··· Dataset excerpts ···

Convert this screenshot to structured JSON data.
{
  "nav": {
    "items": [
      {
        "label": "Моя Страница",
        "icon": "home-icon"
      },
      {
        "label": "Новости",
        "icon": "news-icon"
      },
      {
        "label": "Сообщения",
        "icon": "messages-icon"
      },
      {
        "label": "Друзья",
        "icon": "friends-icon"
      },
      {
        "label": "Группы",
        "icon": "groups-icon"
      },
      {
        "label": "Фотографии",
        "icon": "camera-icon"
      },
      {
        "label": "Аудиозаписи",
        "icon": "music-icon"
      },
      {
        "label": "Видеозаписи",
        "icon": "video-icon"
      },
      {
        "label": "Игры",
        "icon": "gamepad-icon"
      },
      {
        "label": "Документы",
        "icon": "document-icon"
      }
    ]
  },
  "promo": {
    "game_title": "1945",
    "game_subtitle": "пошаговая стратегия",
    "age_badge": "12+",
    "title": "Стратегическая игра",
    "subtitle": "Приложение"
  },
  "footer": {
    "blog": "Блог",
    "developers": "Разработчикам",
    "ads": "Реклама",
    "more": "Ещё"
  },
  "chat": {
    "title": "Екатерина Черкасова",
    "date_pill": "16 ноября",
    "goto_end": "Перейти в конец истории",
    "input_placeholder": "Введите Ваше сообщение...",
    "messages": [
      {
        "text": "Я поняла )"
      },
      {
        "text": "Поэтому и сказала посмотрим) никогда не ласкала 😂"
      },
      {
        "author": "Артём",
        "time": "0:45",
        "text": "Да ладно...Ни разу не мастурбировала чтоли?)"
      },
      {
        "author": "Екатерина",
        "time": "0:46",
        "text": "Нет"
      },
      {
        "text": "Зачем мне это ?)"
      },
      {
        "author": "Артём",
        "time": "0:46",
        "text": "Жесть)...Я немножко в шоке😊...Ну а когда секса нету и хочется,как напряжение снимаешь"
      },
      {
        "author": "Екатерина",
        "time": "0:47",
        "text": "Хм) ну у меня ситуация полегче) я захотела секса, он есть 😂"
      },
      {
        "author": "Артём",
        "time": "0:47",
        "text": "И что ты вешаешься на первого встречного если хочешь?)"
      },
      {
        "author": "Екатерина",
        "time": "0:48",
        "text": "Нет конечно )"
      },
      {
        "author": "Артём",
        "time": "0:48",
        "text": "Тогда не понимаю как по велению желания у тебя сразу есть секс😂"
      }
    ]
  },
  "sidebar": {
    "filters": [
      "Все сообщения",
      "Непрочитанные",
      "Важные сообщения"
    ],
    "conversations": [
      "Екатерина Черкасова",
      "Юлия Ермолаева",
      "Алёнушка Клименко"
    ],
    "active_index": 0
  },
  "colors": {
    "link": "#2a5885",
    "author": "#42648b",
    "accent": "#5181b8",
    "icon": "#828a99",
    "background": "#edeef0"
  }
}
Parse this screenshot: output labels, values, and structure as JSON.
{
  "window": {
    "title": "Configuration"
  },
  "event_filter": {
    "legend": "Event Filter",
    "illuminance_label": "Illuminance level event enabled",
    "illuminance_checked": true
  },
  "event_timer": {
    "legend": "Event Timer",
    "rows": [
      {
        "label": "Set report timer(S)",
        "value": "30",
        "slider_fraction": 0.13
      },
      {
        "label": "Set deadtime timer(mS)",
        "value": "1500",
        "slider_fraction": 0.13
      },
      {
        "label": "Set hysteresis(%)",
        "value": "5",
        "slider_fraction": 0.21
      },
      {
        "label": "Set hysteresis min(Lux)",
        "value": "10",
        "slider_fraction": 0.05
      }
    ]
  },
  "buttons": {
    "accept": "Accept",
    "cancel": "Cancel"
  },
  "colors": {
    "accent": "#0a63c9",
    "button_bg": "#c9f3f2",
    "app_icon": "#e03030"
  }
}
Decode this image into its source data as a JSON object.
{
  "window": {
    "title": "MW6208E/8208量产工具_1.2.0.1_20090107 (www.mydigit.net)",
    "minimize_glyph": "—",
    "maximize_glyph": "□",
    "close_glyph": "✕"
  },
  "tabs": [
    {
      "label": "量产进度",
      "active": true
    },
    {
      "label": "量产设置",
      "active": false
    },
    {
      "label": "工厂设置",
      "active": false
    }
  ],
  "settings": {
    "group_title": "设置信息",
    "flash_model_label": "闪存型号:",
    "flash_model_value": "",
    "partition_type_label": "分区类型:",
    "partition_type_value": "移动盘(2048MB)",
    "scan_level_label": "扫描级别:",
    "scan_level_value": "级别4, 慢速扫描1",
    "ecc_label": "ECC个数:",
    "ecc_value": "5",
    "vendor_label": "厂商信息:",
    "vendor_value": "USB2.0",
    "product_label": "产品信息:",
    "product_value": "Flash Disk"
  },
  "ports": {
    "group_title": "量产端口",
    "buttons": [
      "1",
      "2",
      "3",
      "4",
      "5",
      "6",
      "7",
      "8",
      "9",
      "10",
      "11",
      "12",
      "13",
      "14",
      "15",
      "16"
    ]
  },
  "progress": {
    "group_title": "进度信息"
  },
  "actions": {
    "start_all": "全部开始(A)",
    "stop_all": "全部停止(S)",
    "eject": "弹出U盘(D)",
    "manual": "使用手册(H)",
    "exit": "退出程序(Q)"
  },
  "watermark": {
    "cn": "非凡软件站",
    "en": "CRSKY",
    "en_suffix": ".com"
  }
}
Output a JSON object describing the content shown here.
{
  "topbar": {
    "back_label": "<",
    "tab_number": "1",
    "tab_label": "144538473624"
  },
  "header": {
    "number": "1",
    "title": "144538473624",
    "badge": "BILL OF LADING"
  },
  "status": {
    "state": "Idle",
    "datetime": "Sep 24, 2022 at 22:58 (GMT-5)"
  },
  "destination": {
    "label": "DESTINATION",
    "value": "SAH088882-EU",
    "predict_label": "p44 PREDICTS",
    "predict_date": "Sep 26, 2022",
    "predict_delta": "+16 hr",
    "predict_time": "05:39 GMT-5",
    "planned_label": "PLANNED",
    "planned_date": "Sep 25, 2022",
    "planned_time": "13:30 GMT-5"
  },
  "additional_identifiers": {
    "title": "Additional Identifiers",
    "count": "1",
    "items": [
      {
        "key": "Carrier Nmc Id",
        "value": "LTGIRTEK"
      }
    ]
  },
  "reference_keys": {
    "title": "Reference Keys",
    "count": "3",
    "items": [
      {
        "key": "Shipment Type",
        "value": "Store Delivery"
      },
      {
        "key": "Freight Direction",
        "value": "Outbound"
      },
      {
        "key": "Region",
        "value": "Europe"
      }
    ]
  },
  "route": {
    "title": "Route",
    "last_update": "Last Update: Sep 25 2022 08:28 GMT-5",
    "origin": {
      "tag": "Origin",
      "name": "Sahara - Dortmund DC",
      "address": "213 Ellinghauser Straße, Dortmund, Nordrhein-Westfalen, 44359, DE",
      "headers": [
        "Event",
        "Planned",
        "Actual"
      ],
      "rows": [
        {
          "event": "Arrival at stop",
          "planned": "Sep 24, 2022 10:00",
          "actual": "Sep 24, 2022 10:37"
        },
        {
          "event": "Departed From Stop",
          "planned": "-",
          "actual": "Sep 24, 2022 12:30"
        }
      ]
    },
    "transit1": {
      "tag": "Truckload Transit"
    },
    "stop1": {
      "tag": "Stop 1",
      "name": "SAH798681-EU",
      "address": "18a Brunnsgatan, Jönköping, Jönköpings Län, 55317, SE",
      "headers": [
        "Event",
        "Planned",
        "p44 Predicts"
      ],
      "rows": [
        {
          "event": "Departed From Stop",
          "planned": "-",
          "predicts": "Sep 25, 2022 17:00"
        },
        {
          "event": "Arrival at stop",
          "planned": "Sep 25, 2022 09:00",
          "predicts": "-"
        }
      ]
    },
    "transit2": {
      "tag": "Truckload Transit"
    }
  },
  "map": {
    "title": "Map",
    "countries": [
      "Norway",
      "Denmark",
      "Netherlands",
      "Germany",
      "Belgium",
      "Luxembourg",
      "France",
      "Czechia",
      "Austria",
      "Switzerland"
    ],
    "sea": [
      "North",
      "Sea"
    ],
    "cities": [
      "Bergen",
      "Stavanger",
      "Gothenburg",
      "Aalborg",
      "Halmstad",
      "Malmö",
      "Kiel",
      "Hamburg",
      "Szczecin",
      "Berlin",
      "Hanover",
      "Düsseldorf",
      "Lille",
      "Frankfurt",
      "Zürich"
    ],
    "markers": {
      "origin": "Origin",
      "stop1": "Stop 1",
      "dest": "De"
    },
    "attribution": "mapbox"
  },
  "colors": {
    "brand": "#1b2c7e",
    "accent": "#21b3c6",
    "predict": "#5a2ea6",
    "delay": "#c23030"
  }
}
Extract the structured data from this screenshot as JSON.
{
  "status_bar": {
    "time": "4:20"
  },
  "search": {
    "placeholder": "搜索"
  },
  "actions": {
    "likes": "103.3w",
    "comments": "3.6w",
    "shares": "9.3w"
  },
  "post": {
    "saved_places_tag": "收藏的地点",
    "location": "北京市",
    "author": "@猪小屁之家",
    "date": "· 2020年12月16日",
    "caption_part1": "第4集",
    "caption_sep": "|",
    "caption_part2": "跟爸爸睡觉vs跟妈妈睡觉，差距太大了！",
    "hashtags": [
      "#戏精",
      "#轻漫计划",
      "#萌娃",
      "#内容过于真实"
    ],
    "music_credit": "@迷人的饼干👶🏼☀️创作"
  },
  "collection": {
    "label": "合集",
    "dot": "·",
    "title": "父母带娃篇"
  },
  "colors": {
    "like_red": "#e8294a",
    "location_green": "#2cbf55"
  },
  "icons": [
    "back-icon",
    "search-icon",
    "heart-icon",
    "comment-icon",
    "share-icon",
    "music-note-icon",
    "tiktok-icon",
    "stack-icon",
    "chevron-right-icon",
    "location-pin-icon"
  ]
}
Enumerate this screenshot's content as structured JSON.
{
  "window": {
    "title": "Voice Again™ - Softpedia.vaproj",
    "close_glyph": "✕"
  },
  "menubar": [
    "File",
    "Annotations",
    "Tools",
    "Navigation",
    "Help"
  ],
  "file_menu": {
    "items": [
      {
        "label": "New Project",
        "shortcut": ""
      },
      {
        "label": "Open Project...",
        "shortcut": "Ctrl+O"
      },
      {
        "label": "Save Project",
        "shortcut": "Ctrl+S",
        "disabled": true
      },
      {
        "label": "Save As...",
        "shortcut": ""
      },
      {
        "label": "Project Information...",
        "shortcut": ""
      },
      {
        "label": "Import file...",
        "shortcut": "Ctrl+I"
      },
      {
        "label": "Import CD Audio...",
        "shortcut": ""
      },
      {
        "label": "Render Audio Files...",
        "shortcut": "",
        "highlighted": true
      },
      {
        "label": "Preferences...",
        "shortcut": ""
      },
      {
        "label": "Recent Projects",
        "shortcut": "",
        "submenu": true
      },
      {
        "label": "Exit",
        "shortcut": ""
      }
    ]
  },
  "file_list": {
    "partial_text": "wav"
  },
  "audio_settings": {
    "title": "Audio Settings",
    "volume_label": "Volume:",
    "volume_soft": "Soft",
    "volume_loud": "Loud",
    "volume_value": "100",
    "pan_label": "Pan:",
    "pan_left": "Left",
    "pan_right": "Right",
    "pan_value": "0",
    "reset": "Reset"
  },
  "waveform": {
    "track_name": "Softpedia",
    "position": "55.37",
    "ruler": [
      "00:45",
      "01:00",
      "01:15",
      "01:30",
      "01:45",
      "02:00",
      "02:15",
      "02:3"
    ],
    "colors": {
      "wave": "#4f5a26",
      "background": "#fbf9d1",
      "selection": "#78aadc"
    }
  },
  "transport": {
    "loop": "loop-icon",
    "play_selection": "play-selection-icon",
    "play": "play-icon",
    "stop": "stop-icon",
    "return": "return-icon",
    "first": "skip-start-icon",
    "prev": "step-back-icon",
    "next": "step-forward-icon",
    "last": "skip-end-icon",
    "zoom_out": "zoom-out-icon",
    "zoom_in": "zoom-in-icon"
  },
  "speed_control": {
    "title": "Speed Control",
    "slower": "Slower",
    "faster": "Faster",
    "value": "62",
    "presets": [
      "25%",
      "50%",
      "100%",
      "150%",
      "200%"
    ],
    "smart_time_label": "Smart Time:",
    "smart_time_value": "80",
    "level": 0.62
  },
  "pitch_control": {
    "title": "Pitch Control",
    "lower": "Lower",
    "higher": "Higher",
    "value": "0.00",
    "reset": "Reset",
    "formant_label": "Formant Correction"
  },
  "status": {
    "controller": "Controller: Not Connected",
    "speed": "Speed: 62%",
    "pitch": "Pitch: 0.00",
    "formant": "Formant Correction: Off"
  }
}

···

» **Set task**:
Each line containing the word "object" counts once; say how many such lines there are, giving only the number.

» **Finished task**:
2